* **BRIEF**: Convert every line of the rows below into a JSON list of strings, one string per line, skipping blank lines and leaving the pictures out.

* **RECORDS FOR THE TASK**:
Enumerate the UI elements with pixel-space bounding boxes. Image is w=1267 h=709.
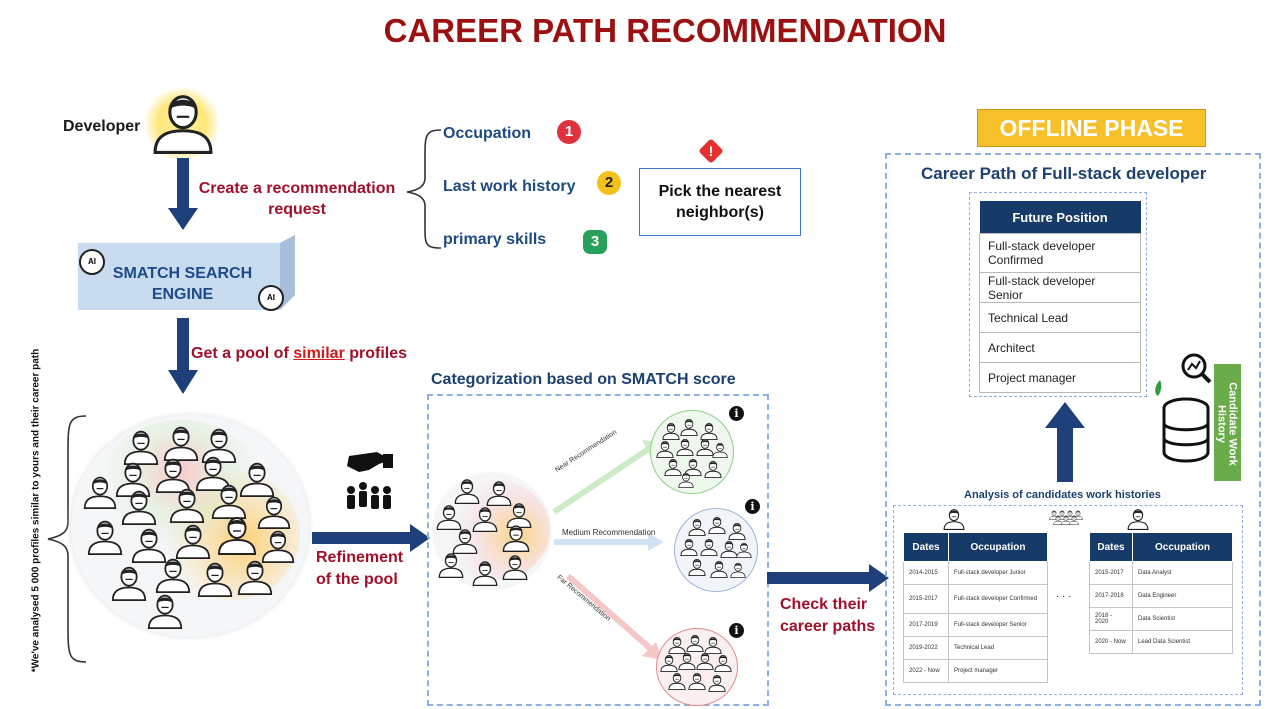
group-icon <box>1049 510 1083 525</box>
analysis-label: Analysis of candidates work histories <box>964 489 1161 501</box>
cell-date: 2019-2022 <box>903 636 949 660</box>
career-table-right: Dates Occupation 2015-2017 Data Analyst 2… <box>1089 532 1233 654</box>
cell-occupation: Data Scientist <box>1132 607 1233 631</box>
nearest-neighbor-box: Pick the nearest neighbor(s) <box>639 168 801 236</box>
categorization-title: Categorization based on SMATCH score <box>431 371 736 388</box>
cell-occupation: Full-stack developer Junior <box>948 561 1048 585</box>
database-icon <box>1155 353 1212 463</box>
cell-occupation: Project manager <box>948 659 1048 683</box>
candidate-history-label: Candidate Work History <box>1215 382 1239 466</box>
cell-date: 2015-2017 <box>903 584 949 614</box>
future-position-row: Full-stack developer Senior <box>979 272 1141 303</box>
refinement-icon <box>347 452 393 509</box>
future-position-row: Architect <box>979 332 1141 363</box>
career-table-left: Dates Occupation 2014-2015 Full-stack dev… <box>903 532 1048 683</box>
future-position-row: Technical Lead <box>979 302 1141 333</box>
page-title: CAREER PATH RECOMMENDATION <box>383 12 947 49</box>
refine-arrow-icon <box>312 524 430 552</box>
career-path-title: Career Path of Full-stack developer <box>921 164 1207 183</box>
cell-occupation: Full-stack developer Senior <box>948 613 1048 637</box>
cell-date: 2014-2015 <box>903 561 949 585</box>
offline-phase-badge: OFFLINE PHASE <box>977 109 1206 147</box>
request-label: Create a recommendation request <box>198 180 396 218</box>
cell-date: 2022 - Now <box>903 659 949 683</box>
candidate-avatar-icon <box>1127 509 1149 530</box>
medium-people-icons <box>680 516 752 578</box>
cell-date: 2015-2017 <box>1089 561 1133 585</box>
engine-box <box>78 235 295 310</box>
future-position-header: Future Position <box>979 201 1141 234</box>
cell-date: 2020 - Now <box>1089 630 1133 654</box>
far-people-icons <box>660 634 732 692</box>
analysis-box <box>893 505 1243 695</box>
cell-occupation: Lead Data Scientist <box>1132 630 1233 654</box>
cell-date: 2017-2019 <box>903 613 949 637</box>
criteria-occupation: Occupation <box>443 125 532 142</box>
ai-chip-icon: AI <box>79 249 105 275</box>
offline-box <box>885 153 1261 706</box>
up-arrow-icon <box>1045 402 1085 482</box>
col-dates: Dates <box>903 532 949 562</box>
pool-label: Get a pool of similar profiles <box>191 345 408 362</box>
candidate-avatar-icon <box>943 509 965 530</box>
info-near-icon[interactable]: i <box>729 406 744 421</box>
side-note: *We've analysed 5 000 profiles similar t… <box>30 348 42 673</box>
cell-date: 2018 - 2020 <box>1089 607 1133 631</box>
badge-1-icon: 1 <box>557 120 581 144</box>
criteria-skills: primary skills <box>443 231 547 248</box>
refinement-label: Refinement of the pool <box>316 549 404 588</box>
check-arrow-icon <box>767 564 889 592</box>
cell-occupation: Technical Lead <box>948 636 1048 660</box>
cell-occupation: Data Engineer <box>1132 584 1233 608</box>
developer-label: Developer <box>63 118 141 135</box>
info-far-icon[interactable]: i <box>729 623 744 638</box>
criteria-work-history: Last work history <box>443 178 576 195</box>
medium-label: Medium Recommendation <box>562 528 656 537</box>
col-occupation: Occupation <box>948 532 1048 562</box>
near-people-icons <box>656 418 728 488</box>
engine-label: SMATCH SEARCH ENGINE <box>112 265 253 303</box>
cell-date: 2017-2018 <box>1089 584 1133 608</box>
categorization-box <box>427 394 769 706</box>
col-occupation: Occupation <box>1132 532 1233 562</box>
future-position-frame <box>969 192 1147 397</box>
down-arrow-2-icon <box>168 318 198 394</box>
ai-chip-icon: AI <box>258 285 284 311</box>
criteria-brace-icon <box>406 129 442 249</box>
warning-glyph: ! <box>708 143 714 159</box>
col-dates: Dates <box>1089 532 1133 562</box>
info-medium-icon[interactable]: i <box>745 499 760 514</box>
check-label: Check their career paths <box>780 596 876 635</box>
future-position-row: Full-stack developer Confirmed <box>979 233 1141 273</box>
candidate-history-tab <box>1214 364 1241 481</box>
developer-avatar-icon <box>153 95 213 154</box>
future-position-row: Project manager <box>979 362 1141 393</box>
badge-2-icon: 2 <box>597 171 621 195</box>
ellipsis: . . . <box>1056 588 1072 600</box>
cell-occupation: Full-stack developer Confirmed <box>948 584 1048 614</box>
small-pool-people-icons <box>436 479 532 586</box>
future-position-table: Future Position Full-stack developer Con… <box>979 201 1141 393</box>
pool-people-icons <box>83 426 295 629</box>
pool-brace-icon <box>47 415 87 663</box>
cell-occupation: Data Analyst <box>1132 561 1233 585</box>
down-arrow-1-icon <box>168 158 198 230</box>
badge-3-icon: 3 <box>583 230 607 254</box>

* **RESULT OF THE TASK**:
[
  "Enumerate the UI elements with pixel-space bounding boxes. Image is w=1267 h=709.",
  "group-icon <box>1049 510 1083 525</box>",
  "analysis-label: Analysis of candidates work histories <box>964 489 1161 501</box>",
  "cell-date: 2019-2022 <box>903 636 949 660</box>",
  "career-table-right: Dates Occupation 2015-2017 Data Analyst 2… <box>1089 532 1233 654</box>",
  "cell-occupation: Data Scientist <box>1132 607 1233 631</box>",
  "nearest-neighbor-box: Pick the nearest neighbor(s) <box>639 168 801 236</box>",
  "categorization-title: Categorization based on SMATCH score <box>431 371 736 388</box>",
  "cell-occupation: Full-stack developer Junior <box>948 561 1048 585</box>",
  "database-icon <box>1155 353 1212 463</box>",
  "cell-occupation: Project manager <box>948 659 1048 683</box>",
  "candidate-history-label: Candidate Work History <box>1215 382 1239 466</box>",
  "cell-date: 2015-2017 <box>903 584 949 614</box>",
  "future-position-row: Full-stack developer Senior <box>979 272 1141 303</box>",
  "refinement-icon <box>347 452 393 509</box>",
  "future-position-row: Architect <box>979 332 1141 363</box>",
  "career-table-left: Dates Occupation 2014-2015 Full-stack dev… <box>903 532 1048 683</box>",
  "future-position-row: Technical Lead <box>979 302 1141 333</box>",
  "page-title: CAREER PATH RECOMMENDATION <box>383 12 947 49</box>",
  "refine-arrow-icon <box>312 524 430 552</box>",
  "career-path-title: Career Path of Full-stack developer <box>921 164 1207 183</box>",
  "cell-occupation: Full-stack developer Senior <box>948 613 1048 637</box>",
  "cell-date: 2014-2015 <box>903 561 949 585</box>",
  "offline-phase-badge: OFFLINE PHASE <box>977 109 1206 147</box>",
  "request-label: Create a recommendation request <box>198 180 396 218</box>",
  "cell-date: 2022 - Now <box>903 659 949 683</box>",
  "candidate-avatar-icon <box>1127 509 1149 530</box>",
  "medium-people-icons <box>680 516 752 578</box>",
  "cell-date: 2015-2017 <box>1089 561 1133 585</box>",
  "engine-box <box>78 235 295 310</box>",
  "future-position-header: Future Position <box>979 201 1141 234</box>",
  "cell-date: 2020 - Now <box>1089 630 1133 654</box>",
  "far-people-icons <box>660 634 732 692</box>",
  "analysis-box <box>893 505 1243 695</box>",
  "cell-occupation: Lead Data Scientist <box>1132 630 1233 654</box>",
  "cell-date: 2017-2019 <box>903 613 949 637</box>",
  "criteria-occupation: Occupation <box>443 125 532 142</box>",
  "ai-chip-icon: AI <box>79 249 105 275</box>",
  "offline-box <box>885 153 1261 706</box>",
  "up-arrow-icon <box>1045 402 1085 482</box>",
  "col-dates: Dates <box>903 532 949 562</box>",
  "pool-label: Get a pool of similar profiles <box>191 345 408 362</box>",
  "candidate-avatar-icon <box>943 509 965 530</box>",
  "info-near-icon[interactable]: i <box>729 406 744 421</box>",
  "side-note: *We've analysed 5 000 profiles similar t… <box>30 348 42 673</box>",
  "cell-date: 2018 - 2020 <box>1089 607 1133 631</box>",
  "badge-1-icon: 1 <box>557 120 581 144</box>",
  "criteria-skills: primary skills <box>443 231 547 248</box>",
  "refinement-label: Refinement of the pool <box>316 549 404 588</box>",
  "check-arrow-icon <box>767 564 889 592</box>",
  "cell-occupation: Technical Lead <box>948 636 1048 660</box>",
  "cell-occupation: Data Engineer <box>1132 584 1233 608</box>",
  "developer-label: Developer <box>63 118 141 135</box>",
  "info-far-icon[interactable]: i <box>729 623 744 638</box>",
  "criteria-work-history: Last work history <box>443 178 576 195</box>",
  "medium-label: Medium Recommendation <box>562 528 656 537</box>",
  "col-occupation: Occupation <box>948 532 1048 562</box>",
  "near-people-icons <box>656 418 728 488</box>",
  "engine-label: SMATCH SEARCH ENGINE <box>112 265 253 303</box>",
  "cell-date: 2017-2018 <box>1089 584 1133 608</box>",
  "categorization-box <box>427 394 769 706</box>",
  "col-occupation: Occupation <box>1132 532 1233 562</box>",
  "future-position-frame <box>969 192 1147 397</box>",
  "down-arrow-2-icon <box>168 318 198 394</box>",
  "ai-chip-icon: AI <box>258 285 284 311</box>",
  "criteria-brace-icon <box>406 129 442 249</box>",
  "warning-glyph: ! <box>708 143 714 159</box>",
  "col-dates: Dates <box>1089 532 1133 562</box>",
  "info-medium-icon[interactable]: i <box>745 499 760 514</box>",
  "check-label: Check their career paths <box>780 596 876 635</box>",
  "future-position-row: Full-stack developer Confirmed <box>979 233 1141 273</box>",
  "candidate-history-tab <box>1214 364 1241 481</box>",
  "developer-avatar-icon <box>153 95 213 154</box>",
  "future-position-row: Project manager <box>979 362 1141 393</box>",
  "badge-2-icon: 2 <box>597 171 621 195</box>",
  "ellipsis: . . . <box>1056 588 1072 600</box>",
  "cell-occupation: Full-stack developer Confirmed <box>948 584 1048 614</box>",
  "small-pool-people-icons <box>436 479 532 586</box>",
  "future-position-table: Future Position Full-stack developer Con… <box>979 201 1141 393</box>",
  "pool-people-icons <box>83 426 295 629</box>",
  "pool-brace-icon <box>47 415 87 663</box>",
  "cell-occupation: Data Analyst <box>1132 561 1233 585</box>",
  "down-arrow-1-icon <box>168 158 198 230</box>",
  "badge-3-icon: 3 <box>583 230 607 254</box>"
]